» REQUIRED WORK: Exactly as they appear, output all of the records. Skip any images.

» INPUT FOR THIS TASK:
>>>>>
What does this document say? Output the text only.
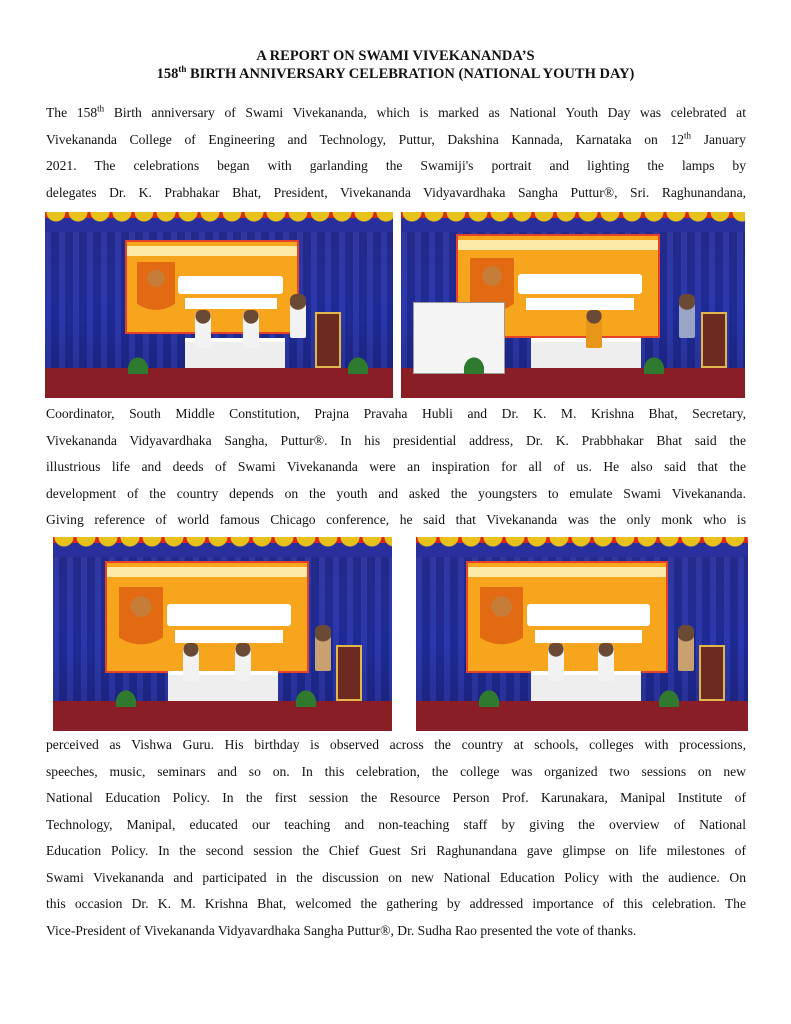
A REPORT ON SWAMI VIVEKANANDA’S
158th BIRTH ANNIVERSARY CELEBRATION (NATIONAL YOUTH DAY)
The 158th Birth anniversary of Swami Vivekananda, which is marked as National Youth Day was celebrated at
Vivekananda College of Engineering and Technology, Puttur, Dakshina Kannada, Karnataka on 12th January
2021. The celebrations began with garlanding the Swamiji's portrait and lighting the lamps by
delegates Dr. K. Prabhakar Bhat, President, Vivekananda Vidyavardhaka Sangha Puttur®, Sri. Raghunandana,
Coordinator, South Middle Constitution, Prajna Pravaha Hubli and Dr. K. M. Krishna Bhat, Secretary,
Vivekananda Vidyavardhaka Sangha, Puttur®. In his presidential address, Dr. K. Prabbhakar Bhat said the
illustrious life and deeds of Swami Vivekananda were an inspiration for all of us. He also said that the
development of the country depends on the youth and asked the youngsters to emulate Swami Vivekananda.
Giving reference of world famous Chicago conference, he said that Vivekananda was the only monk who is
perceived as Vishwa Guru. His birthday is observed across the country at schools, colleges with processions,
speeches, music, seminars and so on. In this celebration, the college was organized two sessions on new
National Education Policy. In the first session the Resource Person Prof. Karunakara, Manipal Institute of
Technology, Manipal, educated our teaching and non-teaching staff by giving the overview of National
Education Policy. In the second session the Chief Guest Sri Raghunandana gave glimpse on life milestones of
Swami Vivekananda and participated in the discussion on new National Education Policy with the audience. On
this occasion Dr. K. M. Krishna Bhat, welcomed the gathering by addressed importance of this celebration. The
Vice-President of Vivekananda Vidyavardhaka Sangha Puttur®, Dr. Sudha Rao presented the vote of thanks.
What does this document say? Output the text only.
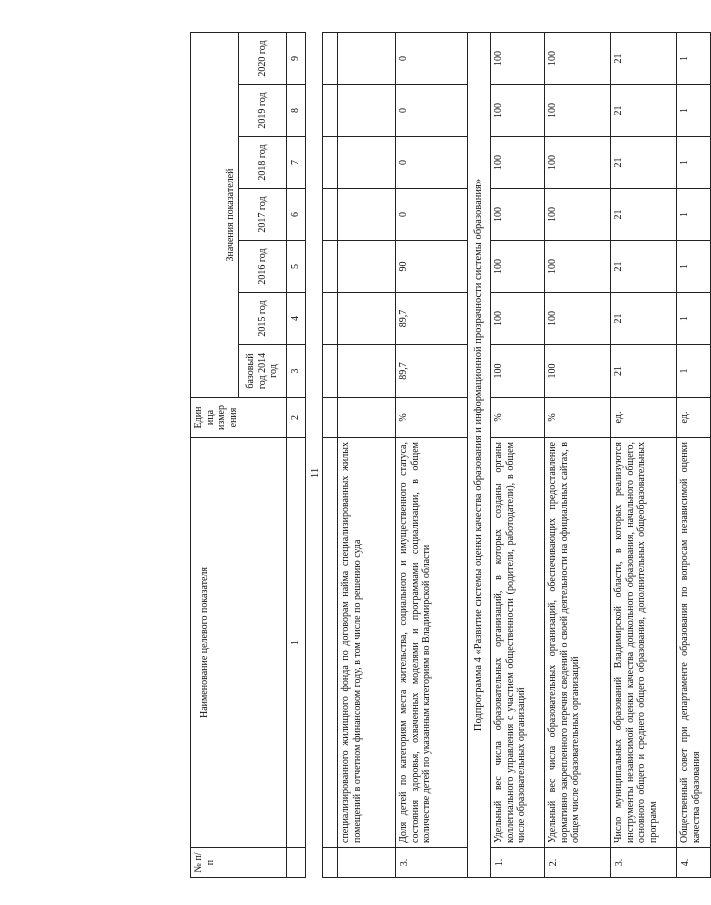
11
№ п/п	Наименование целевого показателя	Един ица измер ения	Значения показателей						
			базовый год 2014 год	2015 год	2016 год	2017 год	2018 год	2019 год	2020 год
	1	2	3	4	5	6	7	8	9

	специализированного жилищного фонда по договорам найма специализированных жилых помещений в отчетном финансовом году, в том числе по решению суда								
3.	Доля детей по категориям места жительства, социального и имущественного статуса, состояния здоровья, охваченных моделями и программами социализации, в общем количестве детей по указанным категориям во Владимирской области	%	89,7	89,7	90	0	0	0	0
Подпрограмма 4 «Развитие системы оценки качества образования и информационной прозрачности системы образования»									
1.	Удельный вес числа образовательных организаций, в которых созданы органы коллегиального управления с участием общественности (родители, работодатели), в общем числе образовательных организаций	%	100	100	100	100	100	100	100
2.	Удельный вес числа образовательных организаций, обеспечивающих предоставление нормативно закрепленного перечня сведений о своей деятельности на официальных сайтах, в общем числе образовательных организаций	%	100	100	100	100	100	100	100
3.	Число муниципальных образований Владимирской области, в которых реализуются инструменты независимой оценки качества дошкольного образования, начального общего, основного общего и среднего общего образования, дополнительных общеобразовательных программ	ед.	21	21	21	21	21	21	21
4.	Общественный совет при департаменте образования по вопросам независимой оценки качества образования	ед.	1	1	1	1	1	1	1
<<<<<
» CORRECT ANSWER:
What does this document say? Output the text only.
A REPORT ON SWAMI VIVEKANANDA’S
158th BIRTH ANNIVERSARY CELEBRATION (NATIONAL YOUTH DAY)
The 158th Birth anniversary of Swami Vivekananda, which is marked as National Youth Day was celebrated at
Vivekananda College of Engineering and Technology, Puttur, Dakshina Kannada, Karnataka on 12th January
2021. The celebrations began with garlanding the Swamiji's portrait and lighting the lamps by
delegates Dr. K. Prabhakar Bhat, President, Vivekananda Vidyavardhaka Sangha Puttur®, Sri. Raghunandana,
Coordinator, South Middle Constitution, Prajna Pravaha Hubli and Dr. K. M. Krishna Bhat, Secretary,
Vivekananda Vidyavardhaka Sangha, Puttur®. In his presidential address, Dr. K. Prabbhakar Bhat said the
illustrious life and deeds of Swami Vivekananda were an inspiration for all of us. He also said that the
development of the country depends on the youth and asked the youngsters to emulate Swami Vivekananda.
Giving reference of world famous Chicago conference, he said that Vivekananda was the only monk who is
perceived as Vishwa Guru. His birthday is observed across the country at schools, colleges with processions,
speeches, music, seminars and so on. In this celebration, the college was organized two sessions on new
National Education Policy. In the first session the Resource Person Prof. Karunakara, Manipal Institute of
Technology, Manipal, educated our teaching and non-teaching staff by giving the overview of National
Education Policy. In the second session the Chief Guest Sri Raghunandana gave glimpse on life milestones of
Swami Vivekananda and participated in the discussion on new National Education Policy with the audience. On
this occasion Dr. K. M. Krishna Bhat, welcomed the gathering by addressed importance of this celebration. The
Vice-President of Vivekananda Vidyavardhaka Sangha Puttur®, Dr. Sudha Rao presented the vote of thanks.
What does this document say? Output the text only.
11
№ п/п	Наименование целевого показателя	Един ица измер ения	Значения показателей						
			базовый год 2014 год	2015 год	2016 год	2017 год	2018 год	2019 год	2020 год
	1	2	3	4	5	6	7	8	9

	специализированного жилищного фонда по договорам найма специализированных жилых помещений в отчетном финансовом году, в том числе по решению суда								
3.	Доля детей по категориям места жительства, социального и имущественного статуса, состояния здоровья, охваченных моделями и программами социализации, в общем количестве детей по указанным категориям во Владимирской области	%	89,7	89,7	90	0	0	0	0
Подпрограмма 4 «Развитие системы оценки качества образования и информационной прозрачности системы образования»									
1.	Удельный вес числа образовательных организаций, в которых созданы органы коллегиального управления с участием общественности (родители, работодатели), в общем числе образовательных организаций	%	100	100	100	100	100	100	100
2.	Удельный вес числа образовательных организаций, обеспечивающих предоставление нормативно закрепленного перечня сведений о своей деятельности на официальных сайтах, в общем числе образовательных организаций	%	100	100	100	100	100	100	100
3.	Число муниципальных образований Владимирской области, в которых реализуются инструменты независимой оценки качества дошкольного образования, начального общего, основного общего и среднего общего образования, дополнительных общеобразовательных программ	ед.	21	21	21	21	21	21	21
4.	Общественный совет при департаменте образования по вопросам независимой оценки качества образования	ед.	1	1	1	1	1	1	1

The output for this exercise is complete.